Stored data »
-- START --
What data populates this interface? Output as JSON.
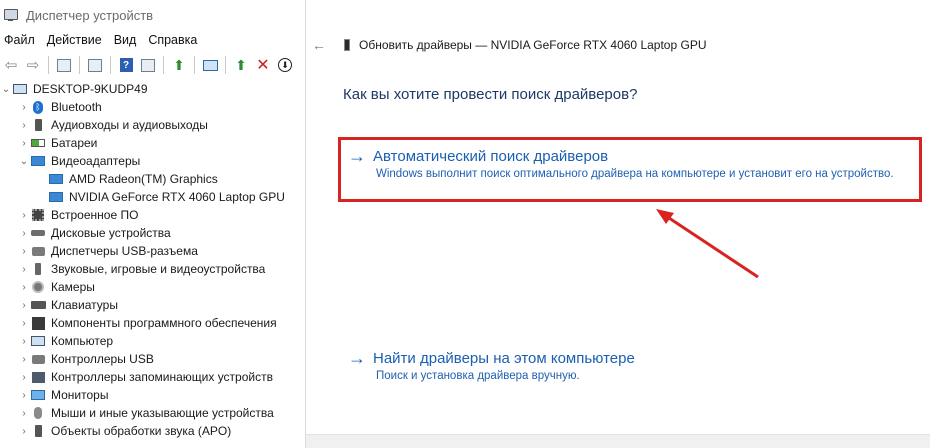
{
  "device_manager": {
    "title": "Диспетчер устройств",
    "menu": [
      "Файл",
      "Действие",
      "Вид",
      "Справка"
    ],
    "root": "DESKTOP-9KUDP49",
    "tree": [
      {
        "label": "Bluetooth",
        "icon": "bluetooth-icon",
        "expanded": false
      },
      {
        "label": "Аудиовходы и аудиовыходы",
        "icon": "speaker-icon",
        "expanded": false
      },
      {
        "label": "Батареи",
        "icon": "battery-icon",
        "expanded": false
      },
      {
        "label": "Видеоадаптеры",
        "icon": "display-adapter-icon",
        "expanded": true,
        "children": [
          "AMD Radeon(TM) Graphics",
          "NVIDIA GeForce RTX 4060 Laptop GPU"
        ]
      },
      {
        "label": "Встроенное ПО",
        "icon": "firmware-icon",
        "expanded": false
      },
      {
        "label": "Дисковые устройства",
        "icon": "disk-icon",
        "expanded": false
      },
      {
        "label": "Диспетчеры USB-разъема",
        "icon": "usb-icon",
        "expanded": false
      },
      {
        "label": "Звуковые, игровые и видеоустройства",
        "icon": "sound-icon",
        "expanded": false
      },
      {
        "label": "Камеры",
        "icon": "camera-icon",
        "expanded": false
      },
      {
        "label": "Клавиатуры",
        "icon": "keyboard-icon",
        "expanded": false
      },
      {
        "label": "Компоненты программного обеспечения",
        "icon": "software-component-icon",
        "expanded": false
      },
      {
        "label": "Компьютер",
        "icon": "computer-icon",
        "expanded": false
      },
      {
        "label": "Контроллеры USB",
        "icon": "usb-controller-icon",
        "expanded": false
      },
      {
        "label": "Контроллеры запоминающих устройств",
        "icon": "storage-controller-icon",
        "expanded": false
      },
      {
        "label": "Мониторы",
        "icon": "monitor-icon",
        "expanded": false
      },
      {
        "label": "Мыши и иные указывающие устройства",
        "icon": "mouse-icon",
        "expanded": false
      },
      {
        "label": "Объекты обработки звука (APO)",
        "icon": "apo-icon",
        "expanded": false
      }
    ]
  },
  "update_dialog": {
    "header": "Обновить драйверы — NVIDIA GeForce RTX 4060 Laptop GPU",
    "question": "Как вы хотите провести поиск драйверов?",
    "auto": {
      "title": "Автоматический поиск драйверов",
      "desc": "Windows выполнит поиск оптимального драйвера на компьютере и установит его на устройство."
    },
    "manual": {
      "title": "Найти драйверы на этом компьютере",
      "desc": "Поиск и установка драйвера вручную."
    }
  },
  "colors": {
    "accent_link": "#1b5fb2",
    "annotation_red": "#d92222"
  }
}
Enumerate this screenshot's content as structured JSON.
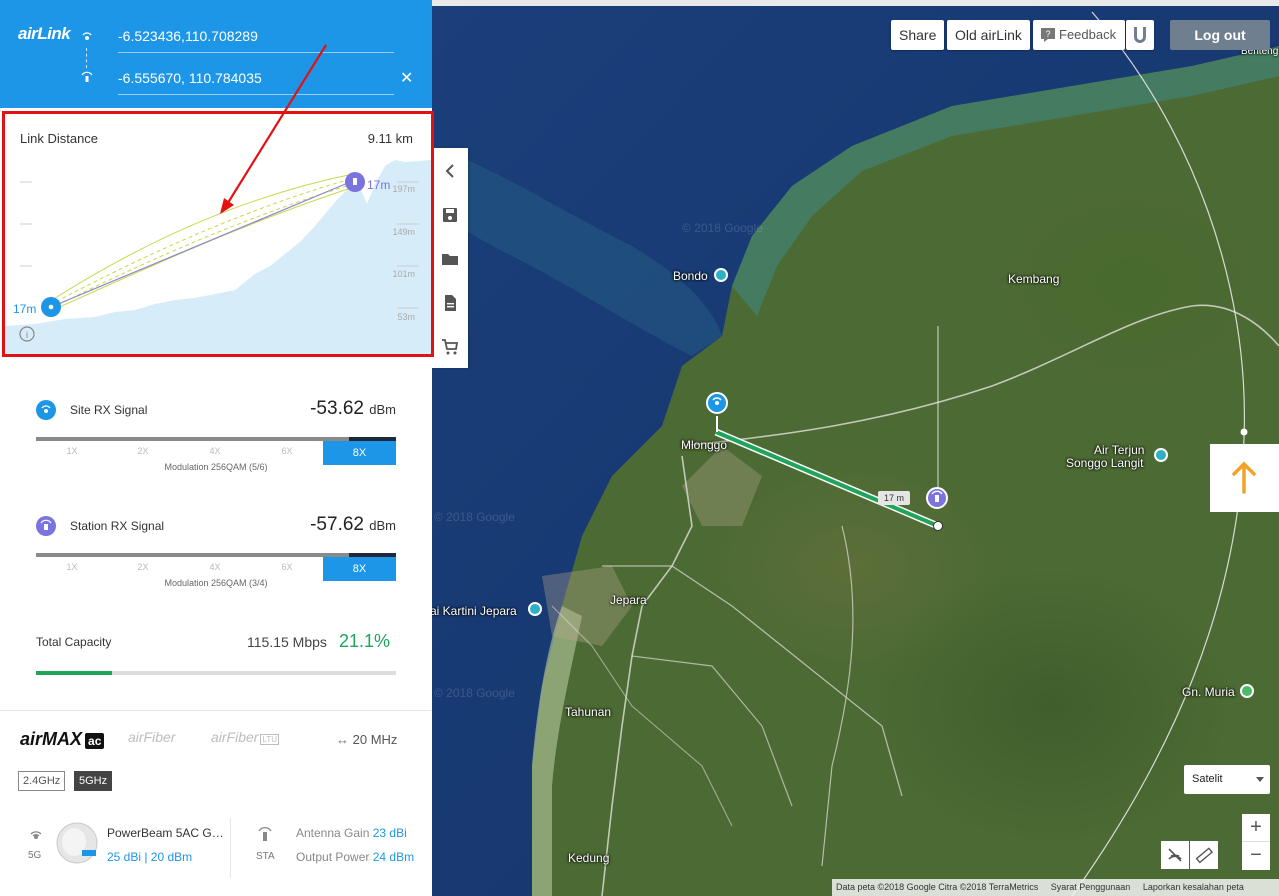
{
  "header": {
    "logo": "airLink",
    "site_coord": "-6.523436,110.708289",
    "station_coord": "-6.555670, 110.784035",
    "clear_label": "✕"
  },
  "profile": {
    "title": "Link Distance",
    "distance": "9.11 km",
    "site_height": "17m",
    "station_height": "17m",
    "elevation_ticks": [
      "197m",
      "149m",
      "101m",
      "53m"
    ]
  },
  "site_rx": {
    "label": "Site RX Signal",
    "value": "-53.62",
    "unit": "dBm",
    "ticks": [
      "1X",
      "2X",
      "4X",
      "6X"
    ],
    "active": "8X",
    "modulation": "Modulation 256QAM (5/6)"
  },
  "station_rx": {
    "label": "Station RX Signal",
    "value": "-57.62",
    "unit": "dBm",
    "ticks": [
      "1X",
      "2X",
      "4X",
      "6X"
    ],
    "active": "8X",
    "modulation": "Modulation 256QAM (3/4)"
  },
  "capacity": {
    "label": "Total Capacity",
    "mbps": "115.15 Mbps",
    "percent": "21.1%",
    "fraction": 0.211
  },
  "products": {
    "airmax": "airMAX",
    "airmax_suffix": "ac",
    "airfiber": "airFiber",
    "airfiber_ltu": "airFiber",
    "ltu": "LTU",
    "bandwidth": "20 MHz",
    "bands": [
      "2.4GHz",
      "5GHz"
    ]
  },
  "device": {
    "band": "5G",
    "name": "PowerBeam 5AC Ge...",
    "spec": "25 dBi | 20 dBm",
    "mode": "STA",
    "antenna_gain_label": "Antenna Gain",
    "antenna_gain": "23 dBi",
    "output_power_label": "Output Power",
    "output_power": "24 dBm"
  },
  "tools": [
    "chevron-left-icon",
    "save-icon",
    "folder-icon",
    "document-icon",
    "cart-icon"
  ],
  "map": {
    "buttons": {
      "share": "Share",
      "old": "Old airLink",
      "feedback": "Feedback",
      "logout": "Log out"
    },
    "places": {
      "benteng": "Benteng Portu",
      "bondo": "Bondo",
      "kembang": "Kembang",
      "mlonggo": "Mlonggo",
      "air_terjun": "Air Terjun",
      "songgo": "Songgo Langit",
      "kartini": "ai Kartini Jepara",
      "jepara": "Jepara",
      "tahunan": "Tahunan",
      "muria": "Gn. Muria",
      "kedung": "Kedung"
    },
    "link_label": "17 m",
    "map_type": "Satelit",
    "zoom_in": "+",
    "zoom_out": "−",
    "watermark": "© 2018 Google",
    "attribution": [
      "Data peta ©2018 Google Citra ©2018 TerraMetrics",
      "Syarat Penggunaan",
      "Laporkan kesalahan peta"
    ]
  },
  "colors": {
    "brand_blue": "#1e96e8",
    "station_purple": "#7a73e0",
    "capacity_green": "#1ea55a",
    "highlight_red": "#e31212"
  }
}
-- END --
GIVEN REQUEST »
Send back the data above word for word, with the pictures left out.

RESPONSE TO THE EXERCISE »
What data populates this interface? Output as JSON.
{
  "device_manager": {
    "title": "Диспетчер устройств",
    "menu": [
      "Файл",
      "Действие",
      "Вид",
      "Справка"
    ],
    "root": "DESKTOP-9KUDP49",
    "tree": [
      {
        "label": "Bluetooth",
        "icon": "bluetooth-icon",
        "expanded": false
      },
      {
        "label": "Аудиовходы и аудиовыходы",
        "icon": "speaker-icon",
        "expanded": false
      },
      {
        "label": "Батареи",
        "icon": "battery-icon",
        "expanded": false
      },
      {
        "label": "Видеоадаптеры",
        "icon": "display-adapter-icon",
        "expanded": true,
        "children": [
          "AMD Radeon(TM) Graphics",
          "NVIDIA GeForce RTX 4060 Laptop GPU"
        ]
      },
      {
        "label": "Встроенное ПО",
        "icon": "firmware-icon",
        "expanded": false
      },
      {
        "label": "Дисковые устройства",
        "icon": "disk-icon",
        "expanded": false
      },
      {
        "label": "Диспетчеры USB-разъема",
        "icon": "usb-icon",
        "expanded": false
      },
      {
        "label": "Звуковые, игровые и видеоустройства",
        "icon": "sound-icon",
        "expanded": false
      },
      {
        "label": "Камеры",
        "icon": "camera-icon",
        "expanded": false
      },
      {
        "label": "Клавиатуры",
        "icon": "keyboard-icon",
        "expanded": false
      },
      {
        "label": "Компоненты программного обеспечения",
        "icon": "software-component-icon",
        "expanded": false
      },
      {
        "label": "Компьютер",
        "icon": "computer-icon",
        "expanded": false
      },
      {
        "label": "Контроллеры USB",
        "icon": "usb-controller-icon",
        "expanded": false
      },
      {
        "label": "Контроллеры запоминающих устройств",
        "icon": "storage-controller-icon",
        "expanded": false
      },
      {
        "label": "Мониторы",
        "icon": "monitor-icon",
        "expanded": false
      },
      {
        "label": "Мыши и иные указывающие устройства",
        "icon": "mouse-icon",
        "expanded": false
      },
      {
        "label": "Объекты обработки звука (APO)",
        "icon": "apo-icon",
        "expanded": false
      }
    ]
  },
  "update_dialog": {
    "header": "Обновить драйверы — NVIDIA GeForce RTX 4060 Laptop GPU",
    "question": "Как вы хотите провести поиск драйверов?",
    "auto": {
      "title": "Автоматический поиск драйверов",
      "desc": "Windows выполнит поиск оптимального драйвера на компьютере и установит его на устройство."
    },
    "manual": {
      "title": "Найти драйверы на этом компьютере",
      "desc": "Поиск и установка драйвера вручную."
    }
  },
  "colors": {
    "accent_link": "#1b5fb2",
    "annotation_red": "#d92222"
  }
}
Enumerate this screenshot's content as structured JSON.
{
  "header": {
    "logo": "airLink",
    "site_coord": "-6.523436,110.708289",
    "station_coord": "-6.555670, 110.784035",
    "clear_label": "✕"
  },
  "profile": {
    "title": "Link Distance",
    "distance": "9.11 km",
    "site_height": "17m",
    "station_height": "17m",
    "elevation_ticks": [
      "197m",
      "149m",
      "101m",
      "53m"
    ]
  },
  "site_rx": {
    "label": "Site RX Signal",
    "value": "-53.62",
    "unit": "dBm",
    "ticks": [
      "1X",
      "2X",
      "4X",
      "6X"
    ],
    "active": "8X",
    "modulation": "Modulation 256QAM (5/6)"
  },
  "station_rx": {
    "label": "Station RX Signal",
    "value": "-57.62",
    "unit": "dBm",
    "ticks": [
      "1X",
      "2X",
      "4X",
      "6X"
    ],
    "active": "8X",
    "modulation": "Modulation 256QAM (3/4)"
  },
  "capacity": {
    "label": "Total Capacity",
    "mbps": "115.15 Mbps",
    "percent": "21.1%",
    "fraction": 0.211
  },
  "products": {
    "airmax": "airMAX",
    "airmax_suffix": "ac",
    "airfiber": "airFiber",
    "airfiber_ltu": "airFiber",
    "ltu": "LTU",
    "bandwidth": "20 MHz",
    "bands": [
      "2.4GHz",
      "5GHz"
    ]
  },
  "device": {
    "band": "5G",
    "name": "PowerBeam 5AC Ge...",
    "spec": "25 dBi | 20 dBm",
    "mode": "STA",
    "antenna_gain_label": "Antenna Gain",
    "antenna_gain": "23 dBi",
    "output_power_label": "Output Power",
    "output_power": "24 dBm"
  },
  "tools": [
    "chevron-left-icon",
    "save-icon",
    "folder-icon",
    "document-icon",
    "cart-icon"
  ],
  "map": {
    "buttons": {
      "share": "Share",
      "old": "Old airLink",
      "feedback": "Feedback",
      "logout": "Log out"
    },
    "places": {
      "benteng": "Benteng Portu",
      "bondo": "Bondo",
      "kembang": "Kembang",
      "mlonggo": "Mlonggo",
      "air_terjun": "Air Terjun",
      "songgo": "Songgo Langit",
      "kartini": "ai Kartini Jepara",
      "jepara": "Jepara",
      "tahunan": "Tahunan",
      "muria": "Gn. Muria",
      "kedung": "Kedung"
    },
    "link_label": "17 m",
    "map_type": "Satelit",
    "zoom_in": "+",
    "zoom_out": "−",
    "watermark": "© 2018 Google",
    "attribution": [
      "Data peta ©2018 Google Citra ©2018 TerraMetrics",
      "Syarat Penggunaan",
      "Laporkan kesalahan peta"
    ]
  },
  "colors": {
    "brand_blue": "#1e96e8",
    "station_purple": "#7a73e0",
    "capacity_green": "#1ea55a",
    "highlight_red": "#e31212"
  }
}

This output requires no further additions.